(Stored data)
·····

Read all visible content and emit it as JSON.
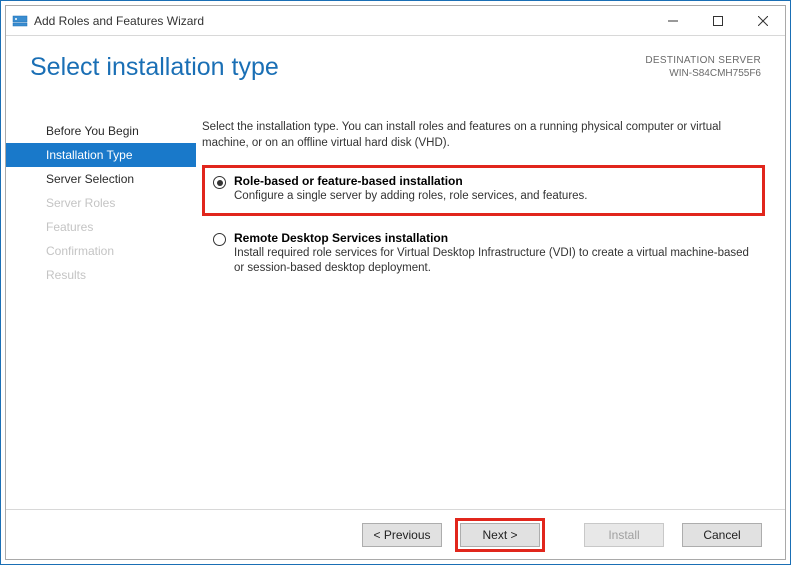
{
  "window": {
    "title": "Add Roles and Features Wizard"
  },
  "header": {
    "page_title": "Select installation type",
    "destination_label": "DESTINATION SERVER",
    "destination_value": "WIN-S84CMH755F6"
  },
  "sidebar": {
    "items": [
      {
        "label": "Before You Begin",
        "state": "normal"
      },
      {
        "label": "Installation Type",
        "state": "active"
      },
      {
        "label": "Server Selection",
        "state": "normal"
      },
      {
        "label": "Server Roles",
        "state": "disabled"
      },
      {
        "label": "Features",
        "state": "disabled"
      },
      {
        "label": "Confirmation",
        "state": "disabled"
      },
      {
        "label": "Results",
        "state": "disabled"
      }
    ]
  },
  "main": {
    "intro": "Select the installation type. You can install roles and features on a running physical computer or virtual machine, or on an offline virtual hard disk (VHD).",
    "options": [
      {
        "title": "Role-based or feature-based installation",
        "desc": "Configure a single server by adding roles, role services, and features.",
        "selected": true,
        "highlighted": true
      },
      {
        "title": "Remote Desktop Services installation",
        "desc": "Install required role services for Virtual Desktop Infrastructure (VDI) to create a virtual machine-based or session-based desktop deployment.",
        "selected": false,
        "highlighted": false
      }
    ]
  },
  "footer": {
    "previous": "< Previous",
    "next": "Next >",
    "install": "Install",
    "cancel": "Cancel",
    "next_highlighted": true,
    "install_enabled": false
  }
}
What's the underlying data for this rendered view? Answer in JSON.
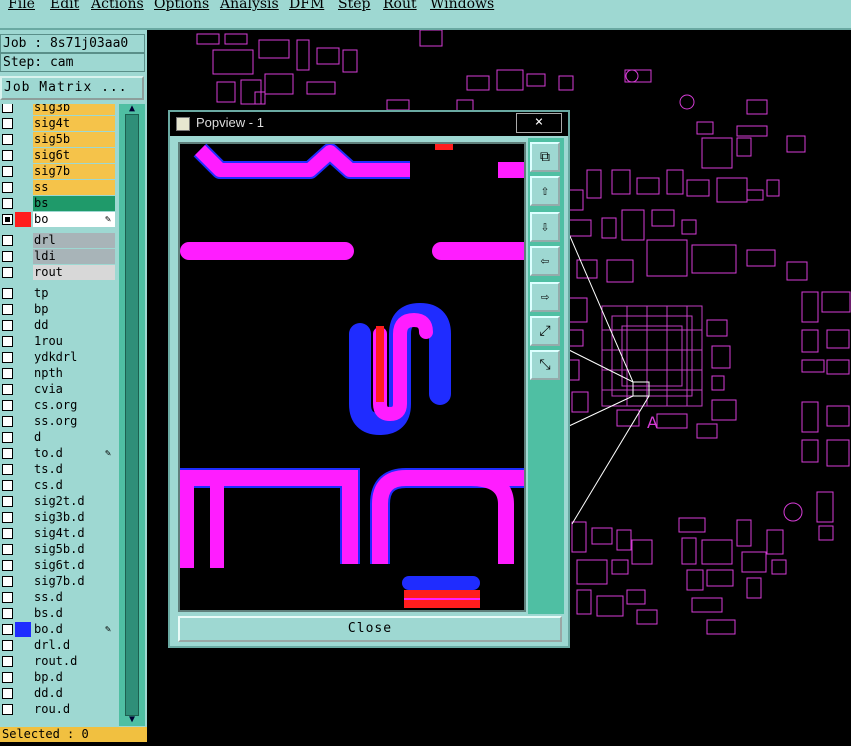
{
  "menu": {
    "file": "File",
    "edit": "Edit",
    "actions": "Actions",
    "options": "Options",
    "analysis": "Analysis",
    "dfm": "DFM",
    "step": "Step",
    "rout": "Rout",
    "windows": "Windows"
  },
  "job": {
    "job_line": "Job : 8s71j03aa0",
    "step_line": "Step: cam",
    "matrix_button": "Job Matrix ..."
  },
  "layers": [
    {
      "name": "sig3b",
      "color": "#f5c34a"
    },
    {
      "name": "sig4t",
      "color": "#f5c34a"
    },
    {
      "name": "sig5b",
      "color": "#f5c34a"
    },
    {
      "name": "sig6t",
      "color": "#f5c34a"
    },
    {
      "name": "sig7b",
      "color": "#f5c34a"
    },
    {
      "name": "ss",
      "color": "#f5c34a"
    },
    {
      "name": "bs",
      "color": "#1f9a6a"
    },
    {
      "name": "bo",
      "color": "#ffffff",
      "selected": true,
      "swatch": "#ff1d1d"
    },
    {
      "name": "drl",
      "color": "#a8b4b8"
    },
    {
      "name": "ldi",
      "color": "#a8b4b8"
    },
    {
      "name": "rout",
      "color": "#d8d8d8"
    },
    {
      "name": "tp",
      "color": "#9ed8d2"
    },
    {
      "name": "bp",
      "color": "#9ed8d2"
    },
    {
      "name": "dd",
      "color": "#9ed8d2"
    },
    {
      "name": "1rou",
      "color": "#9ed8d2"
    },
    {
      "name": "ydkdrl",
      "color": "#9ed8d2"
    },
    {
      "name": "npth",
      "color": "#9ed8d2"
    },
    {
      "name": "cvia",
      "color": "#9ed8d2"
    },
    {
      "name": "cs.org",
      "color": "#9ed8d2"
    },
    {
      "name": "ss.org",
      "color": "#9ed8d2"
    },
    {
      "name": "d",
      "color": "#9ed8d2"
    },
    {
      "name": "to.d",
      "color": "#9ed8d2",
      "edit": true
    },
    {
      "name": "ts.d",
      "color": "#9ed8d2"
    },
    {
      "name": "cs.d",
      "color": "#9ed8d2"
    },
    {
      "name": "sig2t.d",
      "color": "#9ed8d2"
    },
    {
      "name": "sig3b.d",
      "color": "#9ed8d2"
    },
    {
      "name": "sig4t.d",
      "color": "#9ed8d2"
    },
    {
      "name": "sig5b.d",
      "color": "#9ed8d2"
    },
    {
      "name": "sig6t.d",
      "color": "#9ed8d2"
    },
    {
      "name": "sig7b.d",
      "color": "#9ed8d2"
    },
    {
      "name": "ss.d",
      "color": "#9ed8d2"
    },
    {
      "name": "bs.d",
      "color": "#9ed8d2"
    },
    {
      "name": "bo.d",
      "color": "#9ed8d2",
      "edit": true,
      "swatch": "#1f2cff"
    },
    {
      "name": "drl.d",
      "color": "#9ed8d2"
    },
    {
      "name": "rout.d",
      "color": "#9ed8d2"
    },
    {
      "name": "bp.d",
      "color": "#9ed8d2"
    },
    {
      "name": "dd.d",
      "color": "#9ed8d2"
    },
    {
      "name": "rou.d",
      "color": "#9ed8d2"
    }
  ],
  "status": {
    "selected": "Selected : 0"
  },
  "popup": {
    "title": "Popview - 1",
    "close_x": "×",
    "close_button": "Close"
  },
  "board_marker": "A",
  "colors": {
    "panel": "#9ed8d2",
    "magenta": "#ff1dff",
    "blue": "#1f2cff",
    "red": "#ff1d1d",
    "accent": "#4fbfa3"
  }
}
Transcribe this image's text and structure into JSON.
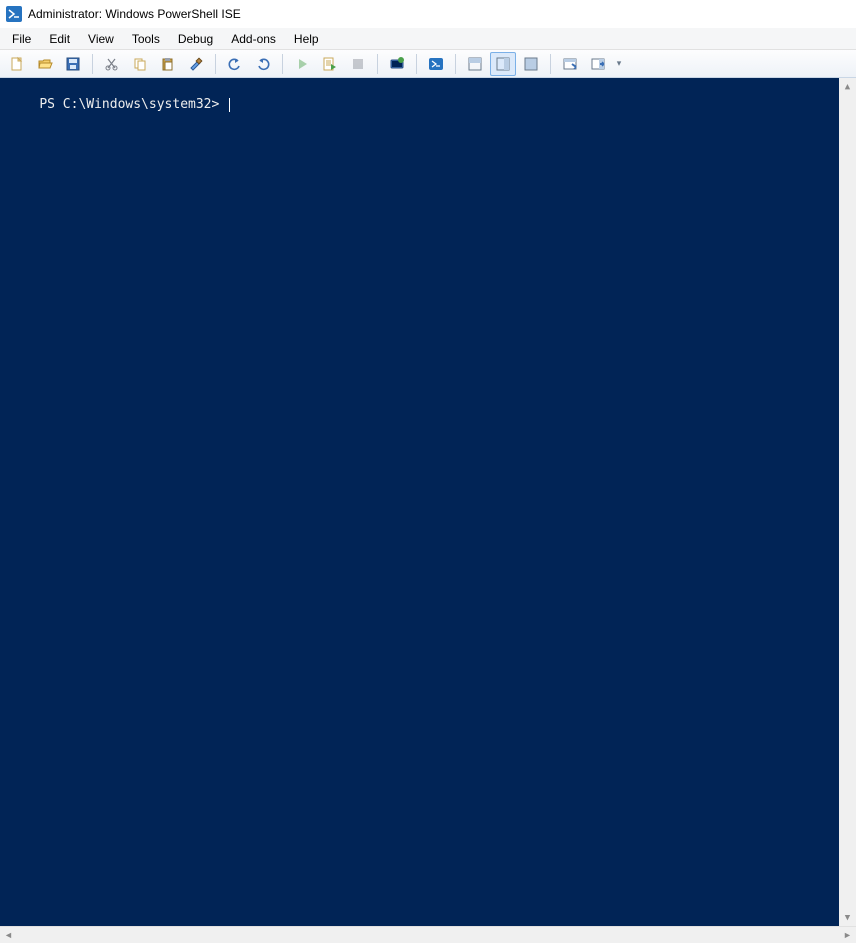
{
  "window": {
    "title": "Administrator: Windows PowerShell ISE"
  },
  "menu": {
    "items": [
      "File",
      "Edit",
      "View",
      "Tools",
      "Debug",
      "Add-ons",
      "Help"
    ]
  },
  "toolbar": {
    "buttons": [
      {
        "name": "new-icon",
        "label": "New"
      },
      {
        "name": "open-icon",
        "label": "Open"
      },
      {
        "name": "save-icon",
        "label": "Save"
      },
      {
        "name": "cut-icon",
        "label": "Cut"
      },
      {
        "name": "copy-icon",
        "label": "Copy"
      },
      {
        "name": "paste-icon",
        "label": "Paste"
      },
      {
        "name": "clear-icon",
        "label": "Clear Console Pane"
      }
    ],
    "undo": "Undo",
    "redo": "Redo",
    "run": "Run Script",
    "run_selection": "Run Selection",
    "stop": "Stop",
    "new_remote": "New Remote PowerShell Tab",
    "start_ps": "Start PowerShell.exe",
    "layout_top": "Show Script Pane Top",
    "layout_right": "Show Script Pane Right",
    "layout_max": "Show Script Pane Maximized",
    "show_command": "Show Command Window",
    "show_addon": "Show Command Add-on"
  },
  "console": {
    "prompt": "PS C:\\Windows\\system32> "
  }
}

·····

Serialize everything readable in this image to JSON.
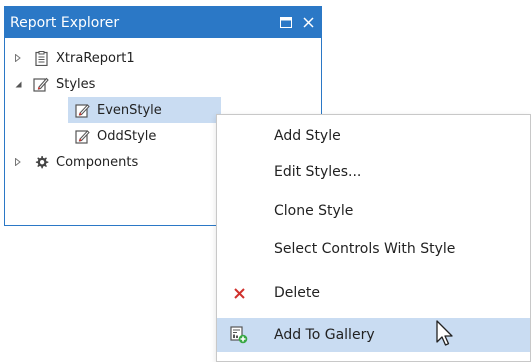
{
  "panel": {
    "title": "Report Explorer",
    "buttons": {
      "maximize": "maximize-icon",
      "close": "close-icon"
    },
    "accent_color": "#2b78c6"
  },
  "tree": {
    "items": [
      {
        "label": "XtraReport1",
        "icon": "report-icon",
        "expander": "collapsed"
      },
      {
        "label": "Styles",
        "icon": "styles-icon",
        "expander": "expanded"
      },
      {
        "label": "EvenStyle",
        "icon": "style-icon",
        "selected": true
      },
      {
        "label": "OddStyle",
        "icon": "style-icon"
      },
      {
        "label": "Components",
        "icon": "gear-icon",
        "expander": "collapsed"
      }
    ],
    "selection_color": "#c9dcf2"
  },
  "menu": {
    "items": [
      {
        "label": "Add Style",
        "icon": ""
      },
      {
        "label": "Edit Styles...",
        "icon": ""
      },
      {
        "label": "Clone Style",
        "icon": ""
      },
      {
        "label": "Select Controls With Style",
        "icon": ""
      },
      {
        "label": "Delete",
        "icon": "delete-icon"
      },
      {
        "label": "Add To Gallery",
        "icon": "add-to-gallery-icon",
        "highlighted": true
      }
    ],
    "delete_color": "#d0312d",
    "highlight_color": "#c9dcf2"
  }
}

·····

Problem to solve: What is the number of lines containing "Show"? Give that number only.

Task output: 5